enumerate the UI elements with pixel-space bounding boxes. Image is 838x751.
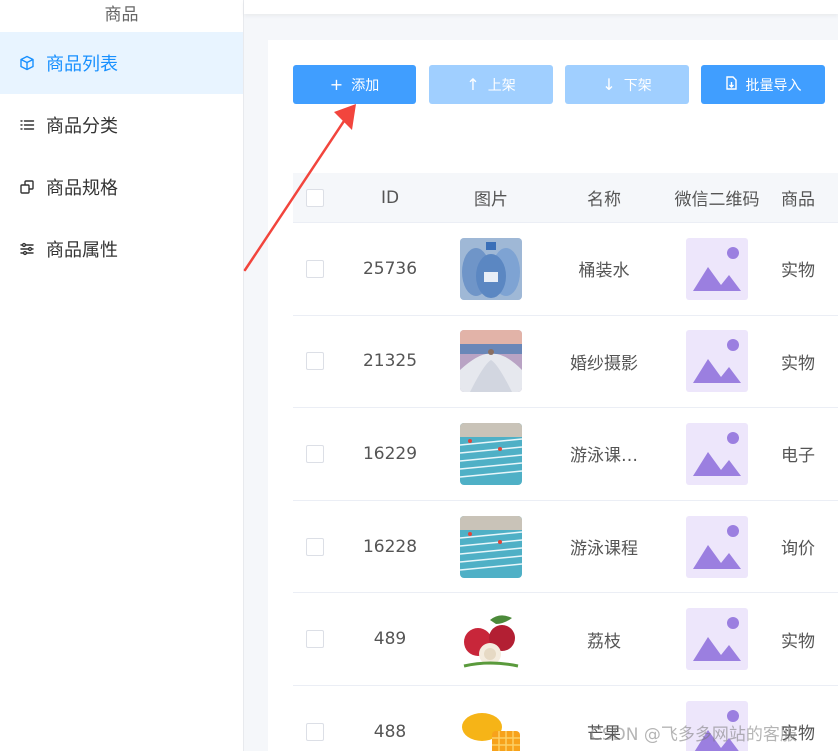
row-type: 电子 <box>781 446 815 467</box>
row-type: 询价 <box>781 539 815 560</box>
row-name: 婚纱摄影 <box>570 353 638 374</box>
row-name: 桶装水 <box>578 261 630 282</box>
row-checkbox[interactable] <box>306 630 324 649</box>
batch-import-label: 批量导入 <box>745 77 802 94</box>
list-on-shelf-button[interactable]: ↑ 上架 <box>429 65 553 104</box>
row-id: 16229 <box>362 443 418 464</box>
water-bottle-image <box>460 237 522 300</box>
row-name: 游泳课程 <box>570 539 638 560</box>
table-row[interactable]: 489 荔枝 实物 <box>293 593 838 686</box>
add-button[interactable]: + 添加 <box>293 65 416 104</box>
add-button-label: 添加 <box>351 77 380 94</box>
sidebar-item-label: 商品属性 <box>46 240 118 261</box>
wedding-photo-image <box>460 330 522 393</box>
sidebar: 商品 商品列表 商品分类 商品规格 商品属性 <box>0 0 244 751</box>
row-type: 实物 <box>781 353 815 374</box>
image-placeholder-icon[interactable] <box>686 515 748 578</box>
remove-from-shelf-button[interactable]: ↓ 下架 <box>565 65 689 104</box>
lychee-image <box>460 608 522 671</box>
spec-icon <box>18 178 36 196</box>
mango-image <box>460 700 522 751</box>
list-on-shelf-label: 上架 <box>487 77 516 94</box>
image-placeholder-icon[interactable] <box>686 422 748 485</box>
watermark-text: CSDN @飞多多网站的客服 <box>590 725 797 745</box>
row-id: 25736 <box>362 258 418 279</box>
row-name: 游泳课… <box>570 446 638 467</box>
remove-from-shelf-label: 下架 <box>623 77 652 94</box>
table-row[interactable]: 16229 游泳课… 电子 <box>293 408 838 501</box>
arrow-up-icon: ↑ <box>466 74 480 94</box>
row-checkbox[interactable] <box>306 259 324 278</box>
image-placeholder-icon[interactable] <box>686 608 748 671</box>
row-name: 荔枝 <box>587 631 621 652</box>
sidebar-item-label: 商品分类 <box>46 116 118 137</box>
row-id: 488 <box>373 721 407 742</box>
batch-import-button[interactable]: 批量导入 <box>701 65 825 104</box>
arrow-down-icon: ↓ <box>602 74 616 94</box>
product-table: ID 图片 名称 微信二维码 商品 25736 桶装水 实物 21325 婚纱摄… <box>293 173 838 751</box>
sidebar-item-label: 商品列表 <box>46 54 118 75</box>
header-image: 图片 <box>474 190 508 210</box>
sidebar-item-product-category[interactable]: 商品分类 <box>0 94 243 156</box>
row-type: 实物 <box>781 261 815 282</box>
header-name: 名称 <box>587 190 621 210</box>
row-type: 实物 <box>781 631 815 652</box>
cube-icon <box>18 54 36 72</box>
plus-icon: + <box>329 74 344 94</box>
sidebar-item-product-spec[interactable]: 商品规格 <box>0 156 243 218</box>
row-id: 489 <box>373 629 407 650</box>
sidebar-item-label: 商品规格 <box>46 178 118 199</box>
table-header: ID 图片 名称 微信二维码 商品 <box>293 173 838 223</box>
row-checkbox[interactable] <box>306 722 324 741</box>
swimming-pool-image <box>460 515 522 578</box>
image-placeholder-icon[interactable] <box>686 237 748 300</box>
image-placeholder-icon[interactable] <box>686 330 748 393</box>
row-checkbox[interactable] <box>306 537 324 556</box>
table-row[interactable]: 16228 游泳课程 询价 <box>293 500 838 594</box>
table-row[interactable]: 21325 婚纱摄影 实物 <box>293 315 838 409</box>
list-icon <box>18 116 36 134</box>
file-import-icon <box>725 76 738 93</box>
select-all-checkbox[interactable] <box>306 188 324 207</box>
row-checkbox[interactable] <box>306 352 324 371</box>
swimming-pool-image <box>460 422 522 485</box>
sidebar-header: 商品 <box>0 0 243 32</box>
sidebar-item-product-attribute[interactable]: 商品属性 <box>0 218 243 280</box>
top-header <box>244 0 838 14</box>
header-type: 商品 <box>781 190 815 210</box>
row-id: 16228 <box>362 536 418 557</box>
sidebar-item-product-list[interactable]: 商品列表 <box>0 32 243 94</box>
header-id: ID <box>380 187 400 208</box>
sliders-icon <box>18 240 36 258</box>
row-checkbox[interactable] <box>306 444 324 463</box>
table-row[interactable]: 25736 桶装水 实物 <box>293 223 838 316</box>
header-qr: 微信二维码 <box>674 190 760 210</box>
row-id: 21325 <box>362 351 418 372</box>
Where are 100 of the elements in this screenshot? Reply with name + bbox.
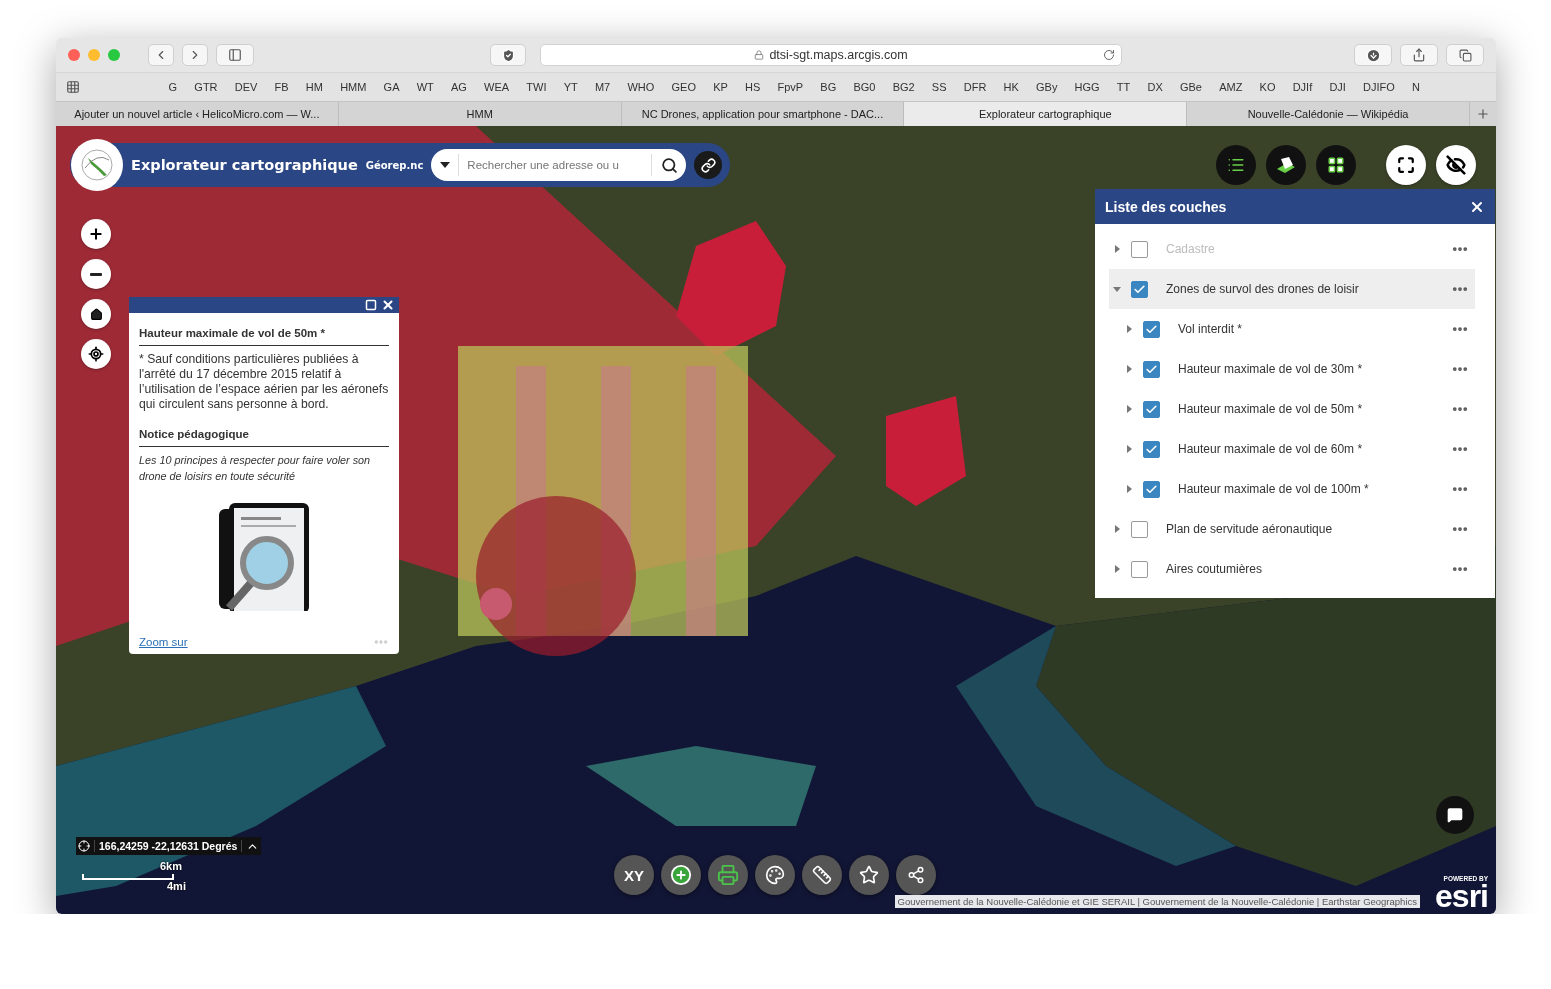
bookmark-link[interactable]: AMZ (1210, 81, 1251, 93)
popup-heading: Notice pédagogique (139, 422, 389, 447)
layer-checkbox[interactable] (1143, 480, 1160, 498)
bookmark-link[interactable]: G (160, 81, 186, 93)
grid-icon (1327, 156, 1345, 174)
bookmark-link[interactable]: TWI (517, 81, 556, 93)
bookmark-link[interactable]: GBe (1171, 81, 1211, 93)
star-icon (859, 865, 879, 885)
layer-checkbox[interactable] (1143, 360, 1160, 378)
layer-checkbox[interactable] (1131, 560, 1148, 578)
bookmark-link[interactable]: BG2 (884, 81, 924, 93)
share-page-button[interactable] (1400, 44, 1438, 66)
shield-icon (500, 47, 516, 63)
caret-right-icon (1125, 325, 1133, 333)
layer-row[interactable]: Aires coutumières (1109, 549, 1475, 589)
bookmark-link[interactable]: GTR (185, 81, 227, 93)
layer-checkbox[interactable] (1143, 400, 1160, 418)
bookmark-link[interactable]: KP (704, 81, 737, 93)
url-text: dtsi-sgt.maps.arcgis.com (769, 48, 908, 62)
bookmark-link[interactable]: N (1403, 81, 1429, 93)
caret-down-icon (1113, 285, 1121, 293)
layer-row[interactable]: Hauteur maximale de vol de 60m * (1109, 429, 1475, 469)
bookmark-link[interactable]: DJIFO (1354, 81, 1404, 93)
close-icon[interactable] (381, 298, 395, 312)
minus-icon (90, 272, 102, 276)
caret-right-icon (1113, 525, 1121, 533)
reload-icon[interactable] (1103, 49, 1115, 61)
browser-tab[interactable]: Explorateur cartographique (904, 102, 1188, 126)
· · · ·
◆ **WHAT IS BEING ASKED**: Copy every line from the one with "bookmark-link[interactable]: AMZ (1210, 81, 1251, 93)" up to and including the one with "layer-checkbox[interactable] (1143, 360, 1160, 378)", with no changes.

◆ **SOLUTION FOR THIS EXERCISE**:
bookmark-link[interactable]: AMZ (1210, 81, 1251, 93)
popup-heading: Notice pédagogique (139, 422, 389, 447)
layer-checkbox[interactable] (1143, 480, 1160, 498)
bookmark-link[interactable]: G (160, 81, 186, 93)
grid-icon (1327, 156, 1345, 174)
bookmark-link[interactable]: TWI (517, 81, 556, 93)
bookmark-link[interactable]: GBe (1171, 81, 1211, 93)
star-icon (859, 865, 879, 885)
layer-checkbox[interactable] (1143, 360, 1160, 378)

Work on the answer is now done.